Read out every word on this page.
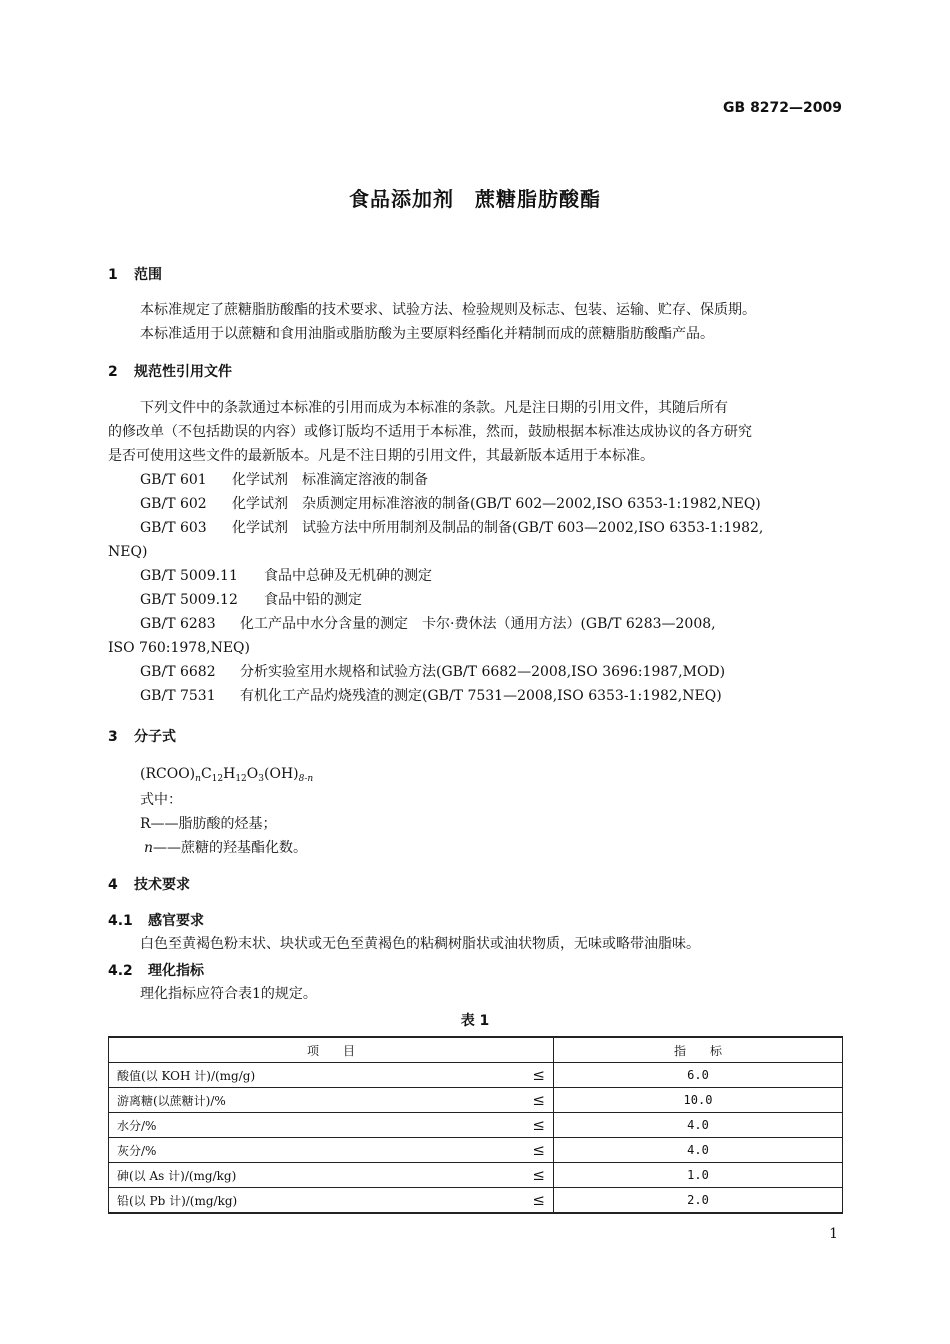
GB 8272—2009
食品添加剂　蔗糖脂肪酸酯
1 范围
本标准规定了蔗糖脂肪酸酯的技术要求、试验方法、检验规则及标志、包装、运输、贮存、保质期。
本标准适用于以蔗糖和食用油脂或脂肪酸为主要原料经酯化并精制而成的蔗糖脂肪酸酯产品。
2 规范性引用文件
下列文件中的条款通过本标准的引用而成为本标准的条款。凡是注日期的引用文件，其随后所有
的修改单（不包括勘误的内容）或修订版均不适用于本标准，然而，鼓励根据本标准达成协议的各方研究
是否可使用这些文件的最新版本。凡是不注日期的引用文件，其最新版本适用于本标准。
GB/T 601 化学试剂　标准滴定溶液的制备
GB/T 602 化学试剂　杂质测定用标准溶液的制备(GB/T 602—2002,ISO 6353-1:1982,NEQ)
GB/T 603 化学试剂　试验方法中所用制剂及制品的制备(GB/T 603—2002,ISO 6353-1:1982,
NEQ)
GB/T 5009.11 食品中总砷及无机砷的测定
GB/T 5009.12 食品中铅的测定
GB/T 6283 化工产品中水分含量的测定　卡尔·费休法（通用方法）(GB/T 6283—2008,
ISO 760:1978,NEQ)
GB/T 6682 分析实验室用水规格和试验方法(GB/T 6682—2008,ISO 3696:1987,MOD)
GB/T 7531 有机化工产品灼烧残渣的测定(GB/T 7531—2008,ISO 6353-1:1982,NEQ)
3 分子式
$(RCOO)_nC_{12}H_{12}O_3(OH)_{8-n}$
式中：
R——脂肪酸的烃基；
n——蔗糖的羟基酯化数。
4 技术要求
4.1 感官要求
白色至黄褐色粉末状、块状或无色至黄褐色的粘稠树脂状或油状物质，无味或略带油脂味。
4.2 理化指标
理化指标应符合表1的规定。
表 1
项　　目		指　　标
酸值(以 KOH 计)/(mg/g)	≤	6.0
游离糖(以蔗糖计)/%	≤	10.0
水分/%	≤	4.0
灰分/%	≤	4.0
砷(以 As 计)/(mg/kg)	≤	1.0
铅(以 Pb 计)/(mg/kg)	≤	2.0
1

* * * * *

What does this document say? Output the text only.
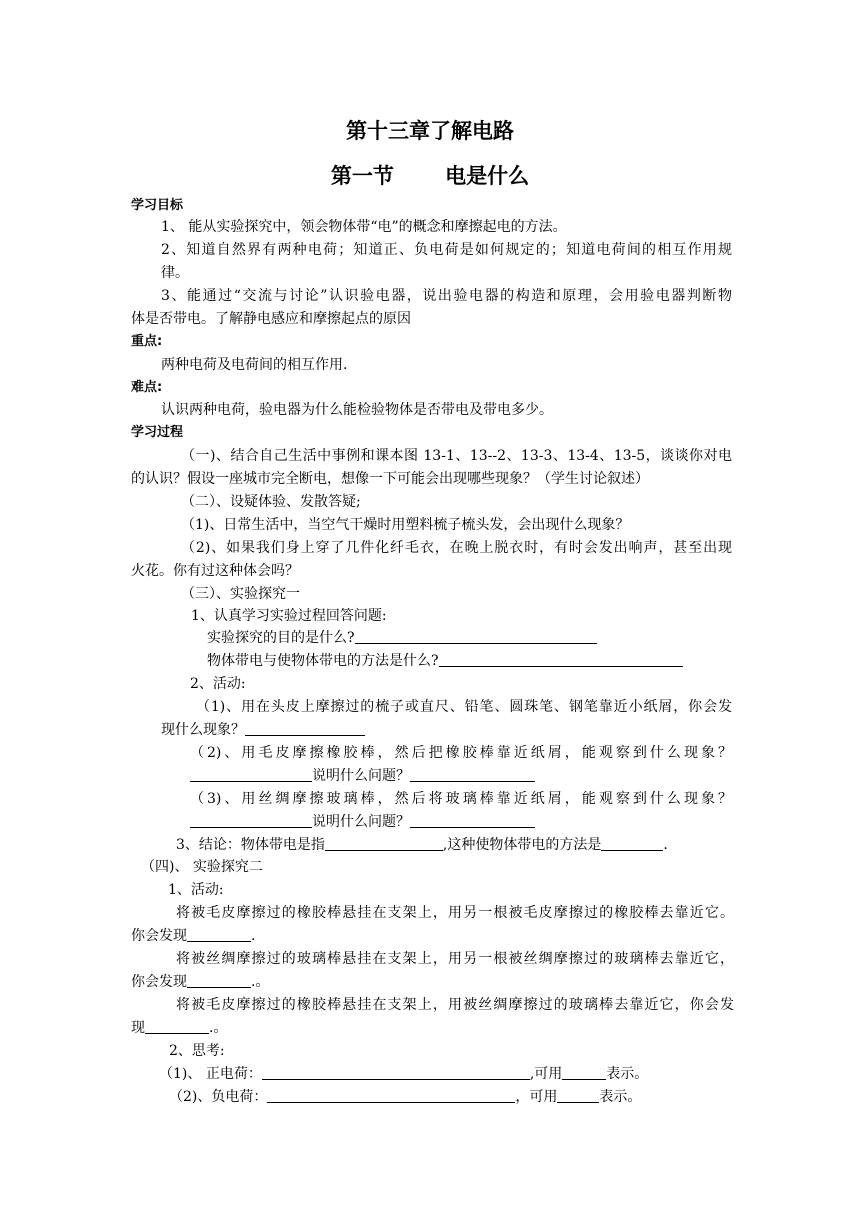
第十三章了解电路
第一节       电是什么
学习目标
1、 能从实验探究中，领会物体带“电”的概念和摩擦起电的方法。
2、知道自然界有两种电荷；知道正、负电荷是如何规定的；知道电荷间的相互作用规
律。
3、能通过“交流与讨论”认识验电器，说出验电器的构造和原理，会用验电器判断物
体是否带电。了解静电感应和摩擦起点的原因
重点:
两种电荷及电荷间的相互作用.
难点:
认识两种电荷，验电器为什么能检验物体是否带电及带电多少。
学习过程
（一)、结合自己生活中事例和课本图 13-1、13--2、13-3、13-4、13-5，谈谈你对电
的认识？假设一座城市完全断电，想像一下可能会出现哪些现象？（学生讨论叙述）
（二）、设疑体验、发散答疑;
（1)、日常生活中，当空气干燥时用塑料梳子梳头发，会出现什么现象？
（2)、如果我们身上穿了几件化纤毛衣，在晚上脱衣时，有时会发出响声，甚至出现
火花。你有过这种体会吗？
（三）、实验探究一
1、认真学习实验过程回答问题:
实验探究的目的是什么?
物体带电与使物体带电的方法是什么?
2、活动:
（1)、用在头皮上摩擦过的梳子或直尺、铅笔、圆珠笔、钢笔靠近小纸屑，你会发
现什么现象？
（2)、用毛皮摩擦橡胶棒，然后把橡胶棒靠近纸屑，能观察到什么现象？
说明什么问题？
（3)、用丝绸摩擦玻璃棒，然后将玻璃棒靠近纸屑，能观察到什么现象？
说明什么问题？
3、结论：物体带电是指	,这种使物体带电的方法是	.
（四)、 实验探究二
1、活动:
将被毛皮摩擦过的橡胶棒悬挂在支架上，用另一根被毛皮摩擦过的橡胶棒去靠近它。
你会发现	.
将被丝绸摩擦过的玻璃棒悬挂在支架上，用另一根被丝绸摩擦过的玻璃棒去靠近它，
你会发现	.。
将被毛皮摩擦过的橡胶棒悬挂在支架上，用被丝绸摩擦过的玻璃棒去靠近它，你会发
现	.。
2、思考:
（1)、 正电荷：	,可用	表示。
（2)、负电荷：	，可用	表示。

* * * * *

[STATED EXERCISE] Report only how many lines in the listing contain the string "this".

[COMPLETED EXERCISE] 2